Task requirements:
Pull out every line with the word "Discover" from the entries below.
################
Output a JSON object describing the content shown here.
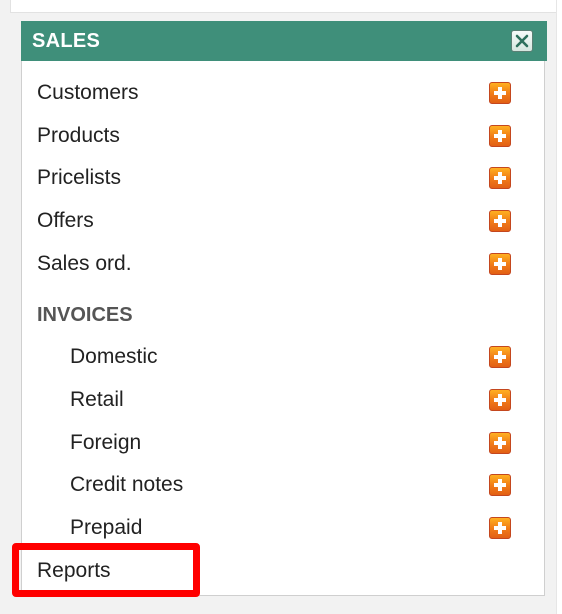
{
  "panel": {
    "title": "SALES",
    "colors": {
      "header": "#3f8f7a",
      "add_button": "#f07a18",
      "highlight": "#ff0000"
    }
  },
  "menu": {
    "customers": "Customers",
    "products": "Products",
    "pricelists": "Pricelists",
    "offers": "Offers",
    "sales_orders": "Sales ord.",
    "invoices_heading": "INVOICES",
    "domestic": "Domestic",
    "retail": "Retail",
    "foreign": "Foreign",
    "credit_notes": "Credit notes",
    "prepaid": "Prepaid",
    "reports": "Reports"
  },
  "icons": {
    "add": "plus-icon",
    "close": "close-icon"
  }
}
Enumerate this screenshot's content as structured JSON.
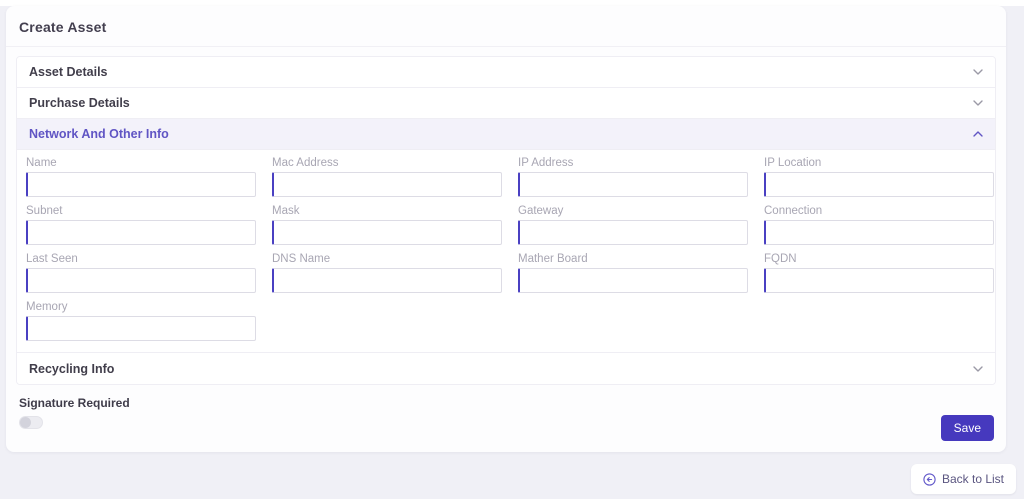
{
  "page": {
    "title": "Create Asset"
  },
  "accordion": {
    "sections": [
      {
        "label": "Asset Details",
        "expanded": false
      },
      {
        "label": "Purchase Details",
        "expanded": false
      },
      {
        "label": "Network And Other Info",
        "expanded": true
      },
      {
        "label": "Recycling Info",
        "expanded": false
      }
    ]
  },
  "form": {
    "fields": [
      {
        "label": "Name",
        "value": ""
      },
      {
        "label": "Mac Address",
        "value": ""
      },
      {
        "label": "IP Address",
        "value": ""
      },
      {
        "label": "IP Location",
        "value": ""
      },
      {
        "label": "Subnet",
        "value": ""
      },
      {
        "label": "Mask",
        "value": ""
      },
      {
        "label": "Gateway",
        "value": ""
      },
      {
        "label": "Connection",
        "value": ""
      },
      {
        "label": "Last Seen",
        "value": ""
      },
      {
        "label": "DNS Name",
        "value": ""
      },
      {
        "label": "Mather Board",
        "value": ""
      },
      {
        "label": "FQDN",
        "value": ""
      },
      {
        "label": "Memory",
        "value": ""
      }
    ]
  },
  "signature": {
    "label": "Signature Required",
    "state": "off"
  },
  "actions": {
    "save": "Save",
    "back": "Back to List"
  },
  "colors": {
    "accent": "#4639be",
    "input_accent": "#4a40c2",
    "active_section_bg": "#f3f2fa",
    "active_section_text": "#6055c4",
    "page_bg": "#f0f0f6"
  }
}
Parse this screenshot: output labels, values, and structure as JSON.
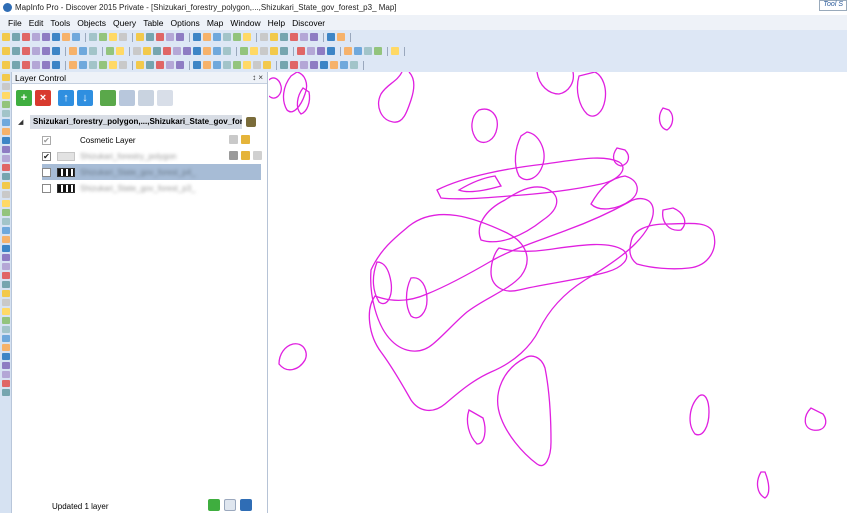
{
  "window": {
    "title": "MapInfo Pro - Discover 2015   Private - [Shizukari_forestry_polygon,...,Shizukari_State_gov_forest_p3_ Map]",
    "tool_tab": "Tool S"
  },
  "menu": {
    "items": [
      "File",
      "Edit",
      "Tools",
      "Objects",
      "Query",
      "Table",
      "Options",
      "Map",
      "Window",
      "Help",
      "Discover"
    ]
  },
  "layer_control": {
    "title": "Layer Control",
    "header_controls": "↕ ×",
    "root_label": "Shizukari_forestry_polygon,...,Shizukari_State_gov_fore",
    "layers": [
      {
        "name": "Cosmetic Layer",
        "checked": true,
        "icon": "cosmetic-icon",
        "blurred": false
      },
      {
        "name": "Shizukari_forestry_polygon",
        "checked": true,
        "icon": "folder-icon",
        "blurred": true
      },
      {
        "name": "Shizukari_State_gov_forest_p4_",
        "checked": false,
        "icon": "raster-icon",
        "blurred": true,
        "selected": true
      },
      {
        "name": "Shizukari_State_gov_forest_p3_",
        "checked": false,
        "icon": "raster-icon",
        "blurred": true
      }
    ],
    "status": "Updated 1 layer",
    "check_mark": "✔"
  },
  "colors": {
    "polygon_stroke": "#e020e0",
    "selection": "#a7bcd6",
    "toolbar_bg": "#dde7f5"
  }
}
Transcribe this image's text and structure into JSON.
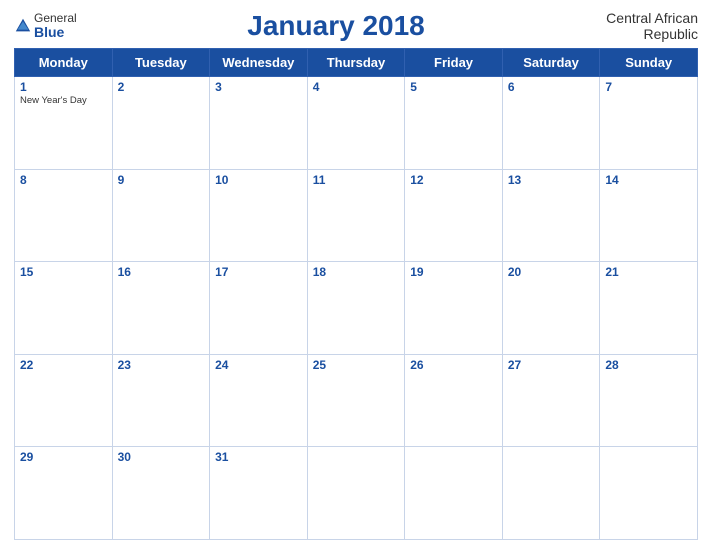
{
  "header": {
    "logo_general": "General",
    "logo_blue": "Blue",
    "title": "January 2018",
    "country": "Central African Republic"
  },
  "weekdays": [
    "Monday",
    "Tuesday",
    "Wednesday",
    "Thursday",
    "Friday",
    "Saturday",
    "Sunday"
  ],
  "weeks": [
    {
      "style": "blue",
      "days": [
        {
          "num": "1",
          "holiday": "New Year's Day"
        },
        {
          "num": "2",
          "holiday": ""
        },
        {
          "num": "3",
          "holiday": ""
        },
        {
          "num": "4",
          "holiday": ""
        },
        {
          "num": "5",
          "holiday": ""
        },
        {
          "num": "6",
          "holiday": ""
        },
        {
          "num": "7",
          "holiday": ""
        }
      ]
    },
    {
      "style": "white",
      "days": [
        {
          "num": "8",
          "holiday": ""
        },
        {
          "num": "9",
          "holiday": ""
        },
        {
          "num": "10",
          "holiday": ""
        },
        {
          "num": "11",
          "holiday": ""
        },
        {
          "num": "12",
          "holiday": ""
        },
        {
          "num": "13",
          "holiday": ""
        },
        {
          "num": "14",
          "holiday": ""
        }
      ]
    },
    {
      "style": "blue",
      "days": [
        {
          "num": "15",
          "holiday": ""
        },
        {
          "num": "16",
          "holiday": ""
        },
        {
          "num": "17",
          "holiday": ""
        },
        {
          "num": "18",
          "holiday": ""
        },
        {
          "num": "19",
          "holiday": ""
        },
        {
          "num": "20",
          "holiday": ""
        },
        {
          "num": "21",
          "holiday": ""
        }
      ]
    },
    {
      "style": "white",
      "days": [
        {
          "num": "22",
          "holiday": ""
        },
        {
          "num": "23",
          "holiday": ""
        },
        {
          "num": "24",
          "holiday": ""
        },
        {
          "num": "25",
          "holiday": ""
        },
        {
          "num": "26",
          "holiday": ""
        },
        {
          "num": "27",
          "holiday": ""
        },
        {
          "num": "28",
          "holiday": ""
        }
      ]
    },
    {
      "style": "blue",
      "days": [
        {
          "num": "29",
          "holiday": ""
        },
        {
          "num": "30",
          "holiday": ""
        },
        {
          "num": "31",
          "holiday": ""
        },
        {
          "num": "",
          "holiday": ""
        },
        {
          "num": "",
          "holiday": ""
        },
        {
          "num": "",
          "holiday": ""
        },
        {
          "num": "",
          "holiday": ""
        }
      ]
    }
  ]
}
################
Written response:
    "title": "MapInfo Pro - Discover 2015   Private - [Shizukari_forestry_polygon,...,Shizukari_State_gov_forest_p3_ Map]",
      "Discover"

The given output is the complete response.